__Aim__
Can the data below be set down again exactly, line for line?

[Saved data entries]

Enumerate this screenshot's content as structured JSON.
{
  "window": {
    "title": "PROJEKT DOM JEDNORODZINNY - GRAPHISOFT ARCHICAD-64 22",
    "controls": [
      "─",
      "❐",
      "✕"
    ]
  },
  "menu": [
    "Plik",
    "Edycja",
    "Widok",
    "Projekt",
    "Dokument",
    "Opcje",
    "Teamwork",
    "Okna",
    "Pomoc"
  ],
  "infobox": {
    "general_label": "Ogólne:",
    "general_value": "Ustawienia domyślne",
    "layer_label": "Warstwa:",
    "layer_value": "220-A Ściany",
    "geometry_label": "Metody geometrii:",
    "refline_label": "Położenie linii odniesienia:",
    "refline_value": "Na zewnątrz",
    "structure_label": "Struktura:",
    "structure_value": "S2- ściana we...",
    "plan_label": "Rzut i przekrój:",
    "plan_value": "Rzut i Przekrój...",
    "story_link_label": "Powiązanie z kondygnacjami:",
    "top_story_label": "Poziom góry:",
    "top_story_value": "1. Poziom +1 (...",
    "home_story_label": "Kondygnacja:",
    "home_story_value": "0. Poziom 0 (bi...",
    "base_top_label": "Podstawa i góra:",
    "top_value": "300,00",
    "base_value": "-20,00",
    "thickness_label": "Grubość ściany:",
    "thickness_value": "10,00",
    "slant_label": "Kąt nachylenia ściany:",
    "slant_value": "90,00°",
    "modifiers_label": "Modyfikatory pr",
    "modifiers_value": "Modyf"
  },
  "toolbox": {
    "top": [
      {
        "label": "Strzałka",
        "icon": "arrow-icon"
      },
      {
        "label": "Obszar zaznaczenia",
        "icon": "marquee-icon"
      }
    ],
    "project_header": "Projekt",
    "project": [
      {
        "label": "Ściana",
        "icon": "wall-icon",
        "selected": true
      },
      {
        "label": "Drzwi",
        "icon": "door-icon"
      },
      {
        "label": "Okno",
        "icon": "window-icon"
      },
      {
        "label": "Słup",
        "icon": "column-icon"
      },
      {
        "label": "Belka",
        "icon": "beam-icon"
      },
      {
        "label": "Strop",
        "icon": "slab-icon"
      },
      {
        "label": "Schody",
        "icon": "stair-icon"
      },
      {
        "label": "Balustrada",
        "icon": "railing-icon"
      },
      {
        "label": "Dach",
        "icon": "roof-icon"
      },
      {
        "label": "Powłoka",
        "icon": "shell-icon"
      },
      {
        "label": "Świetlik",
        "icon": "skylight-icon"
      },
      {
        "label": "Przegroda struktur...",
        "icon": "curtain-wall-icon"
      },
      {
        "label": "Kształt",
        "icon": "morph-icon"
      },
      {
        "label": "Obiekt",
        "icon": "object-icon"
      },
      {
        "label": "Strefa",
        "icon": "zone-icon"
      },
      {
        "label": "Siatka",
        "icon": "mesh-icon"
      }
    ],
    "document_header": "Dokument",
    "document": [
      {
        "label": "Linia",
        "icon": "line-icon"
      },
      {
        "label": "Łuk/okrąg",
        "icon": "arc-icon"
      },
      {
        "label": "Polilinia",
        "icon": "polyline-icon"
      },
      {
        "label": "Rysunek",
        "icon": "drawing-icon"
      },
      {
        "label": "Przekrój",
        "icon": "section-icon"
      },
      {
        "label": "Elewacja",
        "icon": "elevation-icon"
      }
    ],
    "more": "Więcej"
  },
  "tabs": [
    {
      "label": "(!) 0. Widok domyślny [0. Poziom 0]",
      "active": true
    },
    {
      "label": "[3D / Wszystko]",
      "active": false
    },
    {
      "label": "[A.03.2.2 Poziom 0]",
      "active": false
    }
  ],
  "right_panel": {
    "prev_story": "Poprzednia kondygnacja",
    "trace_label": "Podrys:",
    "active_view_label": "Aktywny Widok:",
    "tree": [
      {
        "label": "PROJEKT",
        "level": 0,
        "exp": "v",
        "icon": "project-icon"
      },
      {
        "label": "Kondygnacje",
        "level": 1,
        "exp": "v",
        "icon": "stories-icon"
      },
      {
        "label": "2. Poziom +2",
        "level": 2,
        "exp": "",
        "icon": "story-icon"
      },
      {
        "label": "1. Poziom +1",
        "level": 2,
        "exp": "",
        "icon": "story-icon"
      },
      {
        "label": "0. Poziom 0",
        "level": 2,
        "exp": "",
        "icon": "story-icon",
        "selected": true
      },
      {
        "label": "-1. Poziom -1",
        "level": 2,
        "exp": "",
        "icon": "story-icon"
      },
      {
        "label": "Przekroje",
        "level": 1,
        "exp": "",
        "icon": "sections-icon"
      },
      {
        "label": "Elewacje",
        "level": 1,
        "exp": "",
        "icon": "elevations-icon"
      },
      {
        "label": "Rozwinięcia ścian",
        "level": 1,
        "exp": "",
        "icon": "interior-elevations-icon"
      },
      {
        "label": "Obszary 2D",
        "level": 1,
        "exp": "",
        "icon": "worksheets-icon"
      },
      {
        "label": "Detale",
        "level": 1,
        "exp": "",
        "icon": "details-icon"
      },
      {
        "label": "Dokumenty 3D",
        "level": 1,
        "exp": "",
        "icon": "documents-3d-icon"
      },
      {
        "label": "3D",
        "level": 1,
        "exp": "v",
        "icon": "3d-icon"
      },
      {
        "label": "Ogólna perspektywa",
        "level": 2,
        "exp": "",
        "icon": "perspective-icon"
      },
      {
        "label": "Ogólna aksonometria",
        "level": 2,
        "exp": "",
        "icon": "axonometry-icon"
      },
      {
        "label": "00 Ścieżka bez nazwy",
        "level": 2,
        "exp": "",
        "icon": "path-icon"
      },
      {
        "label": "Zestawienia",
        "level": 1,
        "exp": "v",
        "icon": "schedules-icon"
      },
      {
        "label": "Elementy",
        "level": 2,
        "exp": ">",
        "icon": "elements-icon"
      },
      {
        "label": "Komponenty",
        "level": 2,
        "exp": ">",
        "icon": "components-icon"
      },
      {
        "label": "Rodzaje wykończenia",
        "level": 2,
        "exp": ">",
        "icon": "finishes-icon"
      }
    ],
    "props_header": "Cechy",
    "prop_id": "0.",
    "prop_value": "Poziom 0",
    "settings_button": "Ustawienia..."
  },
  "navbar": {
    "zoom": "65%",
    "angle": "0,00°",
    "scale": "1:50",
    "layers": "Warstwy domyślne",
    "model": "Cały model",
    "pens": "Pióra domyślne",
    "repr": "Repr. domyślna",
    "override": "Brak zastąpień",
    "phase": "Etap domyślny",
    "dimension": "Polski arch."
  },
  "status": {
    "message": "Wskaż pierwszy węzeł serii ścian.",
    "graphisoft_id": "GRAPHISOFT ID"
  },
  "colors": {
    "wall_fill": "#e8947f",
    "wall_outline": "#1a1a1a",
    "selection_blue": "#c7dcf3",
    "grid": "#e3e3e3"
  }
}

__Finished exercise__
Enumerate this screenshot's content as structured JSON.
{
  "window": {
    "title": "PROJEKT DOM JEDNORODZINNY - GRAPHISOFT ARCHICAD-64 22",
    "controls": [
      "─",
      "❐",
      "✕"
    ]
  },
  "menu": [
    "Plik",
    "Edycja",
    "Widok",
    "Projekt",
    "Dokument",
    "Opcje",
    "Teamwork",
    "Okna",
    "Pomoc"
  ],
  "infobox": {
    "general_label": "Ogólne:",
    "general_value": "Ustawienia domyślne",
    "layer_label": "Warstwa:",
    "layer_value": "220-A Ściany",
    "geometry_label": "Metody geometrii:",
    "refline_label": "Położenie linii odniesienia:",
    "refline_value": "Na zewnątrz",
    "structure_label": "Struktura:",
    "structure_value": "S2- ściana we...",
    "plan_label": "Rzut i przekrój:",
    "plan_value": "Rzut i Przekrój...",
    "story_link_label": "Powiązanie z kondygnacjami:",
    "top_story_label": "Poziom góry:",
    "top_story_value": "1. Poziom +1 (...",
    "home_story_label": "Kondygnacja:",
    "home_story_value": "0. Poziom 0 (bi...",
    "base_top_label": "Podstawa i góra:",
    "top_value": "300,00",
    "base_value": "-20,00",
    "thickness_label": "Grubość ściany:",
    "thickness_value": "10,00",
    "slant_label": "Kąt nachylenia ściany:",
    "slant_value": "90,00°",
    "modifiers_label": "Modyfikatory pr",
    "modifiers_value": "Modyf"
  },
  "toolbox": {
    "top": [
      {
        "label": "Strzałka",
        "icon": "arrow-icon"
      },
      {
        "label": "Obszar zaznaczenia",
        "icon": "marquee-icon"
      }
    ],
    "project_header": "Projekt",
    "project": [
      {
        "label": "Ściana",
        "icon": "wall-icon",
        "selected": true
      },
      {
        "label": "Drzwi",
        "icon": "door-icon"
      },
      {
        "label": "Okno",
        "icon": "window-icon"
      },
      {
        "label": "Słup",
        "icon": "column-icon"
      },
      {
        "label": "Belka",
        "icon": "beam-icon"
      },
      {
        "label": "Strop",
        "icon": "slab-icon"
      },
      {
        "label": "Schody",
        "icon": "stair-icon"
      },
      {
        "label": "Balustrada",
        "icon": "railing-icon"
      },
      {
        "label": "Dach",
        "icon": "roof-icon"
      },
      {
        "label": "Powłoka",
        "icon": "shell-icon"
      },
      {
        "label": "Świetlik",
        "icon": "skylight-icon"
      },
      {
        "label": "Przegroda struktur...",
        "icon": "curtain-wall-icon"
      },
      {
        "label": "Kształt",
        "icon": "morph-icon"
      },
      {
        "label": "Obiekt",
        "icon": "object-icon"
      },
      {
        "label": "Strefa",
        "icon": "zone-icon"
      },
      {
        "label": "Siatka",
        "icon": "mesh-icon"
      }
    ],
    "document_header": "Dokument",
    "document": [
      {
        "label": "Linia",
        "icon": "line-icon"
      },
      {
        "label": "Łuk/okrąg",
        "icon": "arc-icon"
      },
      {
        "label": "Polilinia",
        "icon": "polyline-icon"
      },
      {
        "label": "Rysunek",
        "icon": "drawing-icon"
      },
      {
        "label": "Przekrój",
        "icon": "section-icon"
      },
      {
        "label": "Elewacja",
        "icon": "elevation-icon"
      }
    ],
    "more": "Więcej"
  },
  "tabs": [
    {
      "label": "(!) 0. Widok domyślny [0. Poziom 0]",
      "active": true
    },
    {
      "label": "[3D / Wszystko]",
      "active": false
    },
    {
      "label": "[A.03.2.2 Poziom 0]",
      "active": false
    }
  ],
  "right_panel": {
    "prev_story": "Poprzednia kondygnacja",
    "trace_label": "Podrys:",
    "active_view_label": "Aktywny Widok:",
    "tree": [
      {
        "label": "PROJEKT",
        "level": 0,
        "exp": "v",
        "icon": "project-icon"
      },
      {
        "label": "Kondygnacje",
        "level": 1,
        "exp": "v",
        "icon": "stories-icon"
      },
      {
        "label": "2. Poziom +2",
        "level": 2,
        "exp": "",
        "icon": "story-icon"
      },
      {
        "label": "1. Poziom +1",
        "level": 2,
        "exp": "",
        "icon": "story-icon"
      },
      {
        "label": "0. Poziom 0",
        "level": 2,
        "exp": "",
        "icon": "story-icon",
        "selected": true
      },
      {
        "label": "-1. Poziom -1",
        "level": 2,
        "exp": "",
        "icon": "story-icon"
      },
      {
        "label": "Przekroje",
        "level": 1,
        "exp": "",
        "icon": "sections-icon"
      },
      {
        "label": "Elewacje",
        "level": 1,
        "exp": "",
        "icon": "elevations-icon"
      },
      {
        "label": "Rozwinięcia ścian",
        "level": 1,
        "exp": "",
        "icon": "interior-elevations-icon"
      },
      {
        "label": "Obszary 2D",
        "level": 1,
        "exp": "",
        "icon": "worksheets-icon"
      },
      {
        "label": "Detale",
        "level": 1,
        "exp": "",
        "icon": "details-icon"
      },
      {
        "label": "Dokumenty 3D",
        "level": 1,
        "exp": "",
        "icon": "documents-3d-icon"
      },
      {
        "label": "3D",
        "level": 1,
        "exp": "v",
        "icon": "3d-icon"
      },
      {
        "label": "Ogólna perspektywa",
        "level": 2,
        "exp": "",
        "icon": "perspective-icon"
      },
      {
        "label": "Ogólna aksonometria",
        "level": 2,
        "exp": "",
        "icon": "axonometry-icon"
      },
      {
        "label": "00 Ścieżka bez nazwy",
        "level": 2,
        "exp": "",
        "icon": "path-icon"
      },
      {
        "label": "Zestawienia",
        "level": 1,
        "exp": "v",
        "icon": "schedules-icon"
      },
      {
        "label": "Elementy",
        "level": 2,
        "exp": ">",
        "icon": "elements-icon"
      },
      {
        "label": "Komponenty",
        "level": 2,
        "exp": ">",
        "icon": "components-icon"
      },
      {
        "label": "Rodzaje wykończenia",
        "level": 2,
        "exp": ">",
        "icon": "finishes-icon"
      }
    ],
    "props_header": "Cechy",
    "prop_id": "0.",
    "prop_value": "Poziom 0",
    "settings_button": "Ustawienia..."
  },
  "navbar": {
    "zoom": "65%",
    "angle": "0,00°",
    "scale": "1:50",
    "layers": "Warstwy domyślne",
    "model": "Cały model",
    "pens": "Pióra domyślne",
    "repr": "Repr. domyślna",
    "override": "Brak zastąpień",
    "phase": "Etap domyślny",
    "dimension": "Polski arch."
  },
  "status": {
    "message": "Wskaż pierwszy węzeł serii ścian.",
    "graphisoft_id": "GRAPHISOFT ID"
  },
  "colors": {
    "wall_fill": "#e8947f",
    "wall_outline": "#1a1a1a",
    "selection_blue": "#c7dcf3",
    "grid": "#e3e3e3"
  }
}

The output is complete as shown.